*WRITTEN PROBLEM*. Copy out exactly the lines from the line containing "Give me the" to the end of the listing.

(Items from a dataset)
-- Begin --

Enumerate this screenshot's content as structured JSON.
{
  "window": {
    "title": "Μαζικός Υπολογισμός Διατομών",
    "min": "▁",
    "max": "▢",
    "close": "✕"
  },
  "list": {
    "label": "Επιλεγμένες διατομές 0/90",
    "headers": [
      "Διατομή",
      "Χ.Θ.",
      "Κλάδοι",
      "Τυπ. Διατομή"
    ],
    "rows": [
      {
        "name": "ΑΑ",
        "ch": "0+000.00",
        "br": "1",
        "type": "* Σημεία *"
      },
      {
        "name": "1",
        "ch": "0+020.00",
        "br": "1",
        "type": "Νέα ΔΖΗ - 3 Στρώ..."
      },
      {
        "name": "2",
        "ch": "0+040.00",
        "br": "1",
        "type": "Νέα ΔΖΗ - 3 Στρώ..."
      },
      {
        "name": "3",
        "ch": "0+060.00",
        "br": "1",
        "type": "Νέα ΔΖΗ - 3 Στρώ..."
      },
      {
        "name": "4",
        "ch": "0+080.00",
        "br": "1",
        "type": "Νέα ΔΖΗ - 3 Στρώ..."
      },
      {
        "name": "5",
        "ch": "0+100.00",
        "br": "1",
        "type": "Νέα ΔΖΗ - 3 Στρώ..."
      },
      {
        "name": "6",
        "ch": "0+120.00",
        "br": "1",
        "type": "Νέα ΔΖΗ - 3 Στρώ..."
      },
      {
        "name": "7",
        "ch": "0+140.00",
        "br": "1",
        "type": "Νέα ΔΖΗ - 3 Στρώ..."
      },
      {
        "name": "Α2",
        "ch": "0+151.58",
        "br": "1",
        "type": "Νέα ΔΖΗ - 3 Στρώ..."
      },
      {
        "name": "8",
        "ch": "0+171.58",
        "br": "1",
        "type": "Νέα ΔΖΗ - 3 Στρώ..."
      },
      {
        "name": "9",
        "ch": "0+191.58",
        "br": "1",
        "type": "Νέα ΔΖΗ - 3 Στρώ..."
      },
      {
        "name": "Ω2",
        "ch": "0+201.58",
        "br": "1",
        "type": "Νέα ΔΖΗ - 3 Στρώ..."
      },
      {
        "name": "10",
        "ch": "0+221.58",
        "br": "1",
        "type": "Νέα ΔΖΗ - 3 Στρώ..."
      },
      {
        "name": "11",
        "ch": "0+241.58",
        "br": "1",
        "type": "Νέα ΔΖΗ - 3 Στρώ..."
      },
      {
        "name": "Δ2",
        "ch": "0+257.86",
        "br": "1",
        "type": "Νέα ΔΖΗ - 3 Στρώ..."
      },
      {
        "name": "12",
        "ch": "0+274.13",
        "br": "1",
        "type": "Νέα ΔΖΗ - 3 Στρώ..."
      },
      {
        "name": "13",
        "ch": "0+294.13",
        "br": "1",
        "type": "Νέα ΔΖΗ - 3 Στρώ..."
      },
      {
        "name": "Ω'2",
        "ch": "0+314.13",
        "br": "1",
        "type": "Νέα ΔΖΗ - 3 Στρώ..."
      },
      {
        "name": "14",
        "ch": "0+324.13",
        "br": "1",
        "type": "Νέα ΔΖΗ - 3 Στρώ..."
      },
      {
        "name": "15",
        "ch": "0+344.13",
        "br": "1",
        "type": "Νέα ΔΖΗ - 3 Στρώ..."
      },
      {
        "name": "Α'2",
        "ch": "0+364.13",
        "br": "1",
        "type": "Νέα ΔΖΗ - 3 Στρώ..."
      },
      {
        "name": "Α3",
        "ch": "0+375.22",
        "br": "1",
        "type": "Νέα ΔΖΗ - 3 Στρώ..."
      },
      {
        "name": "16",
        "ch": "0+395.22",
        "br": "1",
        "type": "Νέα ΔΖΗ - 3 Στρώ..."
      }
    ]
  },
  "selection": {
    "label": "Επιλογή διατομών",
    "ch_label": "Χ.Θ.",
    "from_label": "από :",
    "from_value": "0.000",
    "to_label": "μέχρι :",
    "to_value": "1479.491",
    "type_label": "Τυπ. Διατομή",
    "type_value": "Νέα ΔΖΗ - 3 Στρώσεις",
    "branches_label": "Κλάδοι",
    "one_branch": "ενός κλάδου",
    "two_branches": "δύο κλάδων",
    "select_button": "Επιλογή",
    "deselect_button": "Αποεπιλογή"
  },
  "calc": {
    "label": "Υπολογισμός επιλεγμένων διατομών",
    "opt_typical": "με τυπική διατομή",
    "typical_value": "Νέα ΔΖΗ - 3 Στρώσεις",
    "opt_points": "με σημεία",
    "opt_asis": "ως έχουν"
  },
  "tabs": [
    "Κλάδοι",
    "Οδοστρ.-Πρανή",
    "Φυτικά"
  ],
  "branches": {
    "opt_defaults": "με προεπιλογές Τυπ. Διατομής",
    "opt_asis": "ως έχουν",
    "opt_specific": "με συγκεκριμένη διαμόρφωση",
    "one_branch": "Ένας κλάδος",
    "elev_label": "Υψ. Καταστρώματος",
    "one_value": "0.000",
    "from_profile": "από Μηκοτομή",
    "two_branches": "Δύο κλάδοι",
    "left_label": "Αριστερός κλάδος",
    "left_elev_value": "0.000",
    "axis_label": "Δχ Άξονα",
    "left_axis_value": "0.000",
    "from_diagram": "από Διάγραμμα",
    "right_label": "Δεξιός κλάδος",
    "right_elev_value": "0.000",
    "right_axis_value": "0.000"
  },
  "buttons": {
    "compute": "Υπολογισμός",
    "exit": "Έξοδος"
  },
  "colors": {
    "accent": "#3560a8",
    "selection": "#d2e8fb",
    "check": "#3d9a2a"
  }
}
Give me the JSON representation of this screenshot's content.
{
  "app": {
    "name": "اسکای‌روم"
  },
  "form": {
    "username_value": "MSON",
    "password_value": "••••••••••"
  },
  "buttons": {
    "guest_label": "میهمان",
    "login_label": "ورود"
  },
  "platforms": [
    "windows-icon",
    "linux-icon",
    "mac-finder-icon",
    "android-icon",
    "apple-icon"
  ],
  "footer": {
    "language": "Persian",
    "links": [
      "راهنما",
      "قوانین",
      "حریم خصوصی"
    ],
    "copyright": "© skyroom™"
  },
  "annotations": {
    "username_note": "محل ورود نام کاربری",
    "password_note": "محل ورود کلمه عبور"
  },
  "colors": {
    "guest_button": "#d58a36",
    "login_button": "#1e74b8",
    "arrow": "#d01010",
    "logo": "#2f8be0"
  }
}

-- End --

*OUTPUT FOR THIS TASK*.
Give me the JSON representation of this screenshot's content.
{
  "app": {
    "name": "اسکای‌روم"
  },
  "form": {
    "username_value": "MSON",
    "password_value": "••••••••••"
  },
  "buttons": {
    "guest_label": "میهمان",
    "login_label": "ورود"
  },
  "platforms": [
    "windows-icon",
    "linux-icon",
    "mac-finder-icon",
    "android-icon",
    "apple-icon"
  ],
  "footer": {
    "language": "Persian",
    "links": [
      "راهنما",
      "قوانین",
      "حریم خصوصی"
    ],
    "copyright": "© skyroom™"
  },
  "annotations": {
    "username_note": "محل ورود نام کاربری",
    "password_note": "محل ورود کلمه عبور"
  },
  "colors": {
    "guest_button": "#d58a36",
    "login_button": "#1e74b8",
    "arrow": "#d01010",
    "logo": "#2f8be0"
  }
}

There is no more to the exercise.